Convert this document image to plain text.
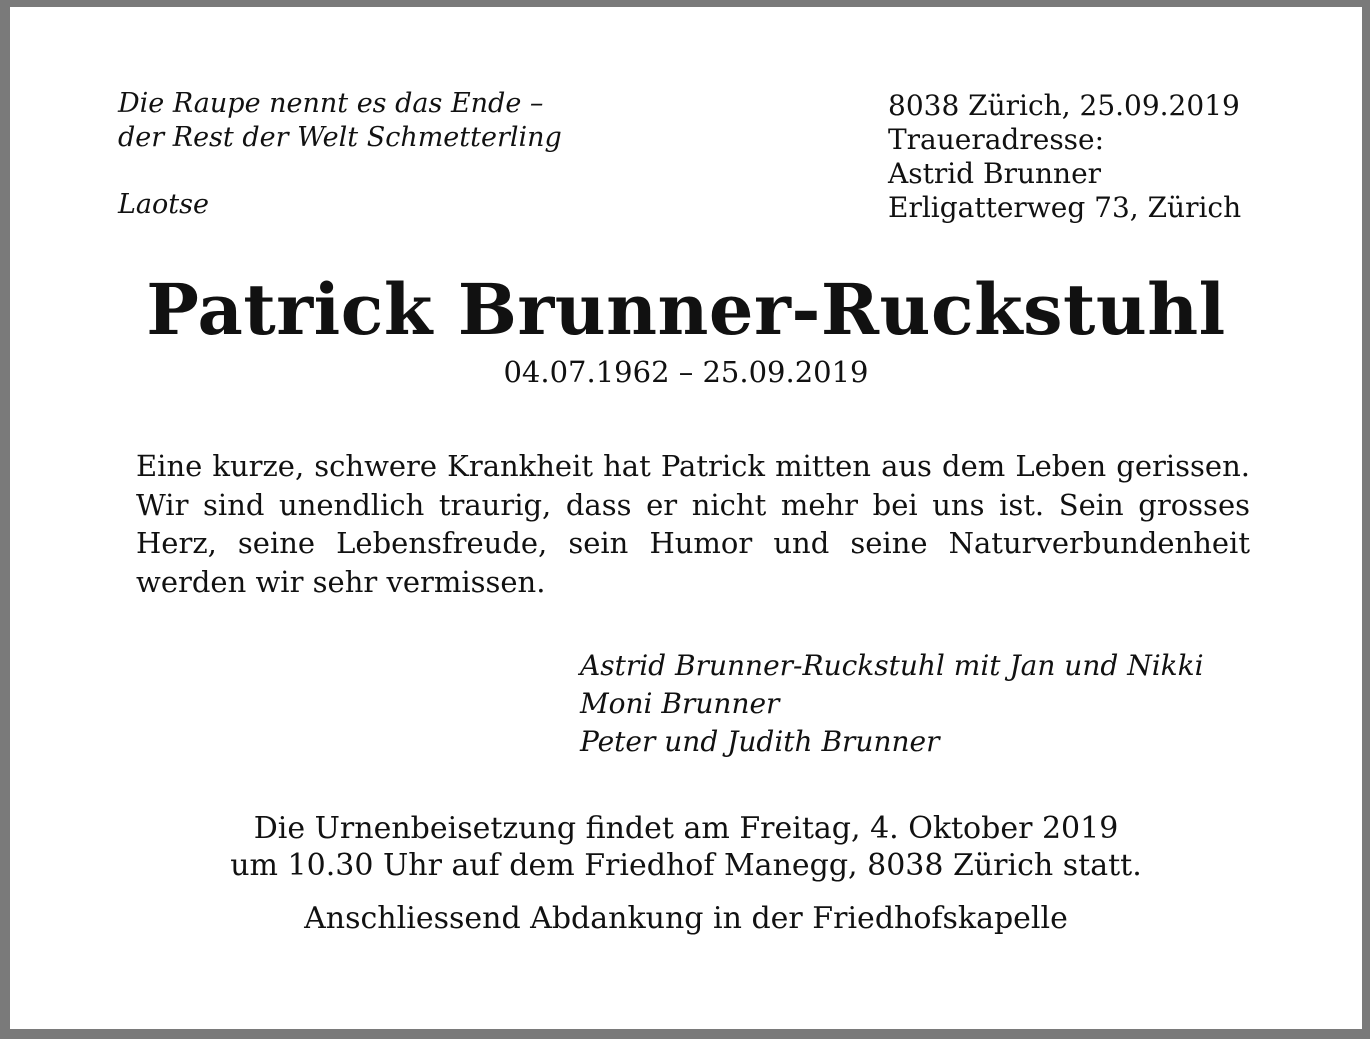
Die Raupe nennt es das Ende –
der Rest der Welt Schmetterling
Laotse
8038 Zürich, 25.09.2019
Traueradresse:
Astrid Brunner
Erligatterweg 73, Zürich
Patrick Brunner-Ruckstuhl
04.07.1962 – 25.09.2019
Eine kurze, schwere Krankheit hat Patrick mitten aus dem Leben gerissen. Wir sind unendlich traurig, dass er nicht mehr bei uns ist. Sein grosses Herz, seine Lebensfreude, sein Humor und seine Naturverbundenheit werden wir sehr vermissen.
Astrid Brunner-Ruckstuhl mit Jan und Nikki
Moni Brunner
Peter und Judith Brunner
Die Urnenbeisetzung findet am Freitag, 4. Oktober 2019
um 10.30 Uhr auf dem Friedhof Manegg, 8038 Zürich statt.
Anschliessend Abdankung in der Friedhofskapelle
########################################
Set exercise — Your task is to set down the records shown above exactly, minus any pictures.

Correct result —
Convert this document image to plain text.
Die Raupe nennt es das Ende –
der Rest der Welt Schmetterling
Laotse
8038 Zürich, 25.09.2019
Traueradresse:
Astrid Brunner
Erligatterweg 73, Zürich
Patrick Brunner-Ruckstuhl
04.07.1962 – 25.09.2019
Eine kurze, schwere Krankheit hat Patrick mitten aus dem Leben gerissen. Wir sind unendlich traurig, dass er nicht mehr bei uns ist. Sein grosses Herz, seine Lebensfreude, sein Humor und seine Naturverbundenheit werden wir sehr vermissen.
Astrid Brunner-Ruckstuhl mit Jan und Nikki
Moni Brunner
Peter und Judith Brunner
Die Urnenbeisetzung findet am Freitag, 4. Oktober 2019
um 10.30 Uhr auf dem Friedhof Manegg, 8038 Zürich statt.
Anschliessend Abdankung in der Friedhofskapelle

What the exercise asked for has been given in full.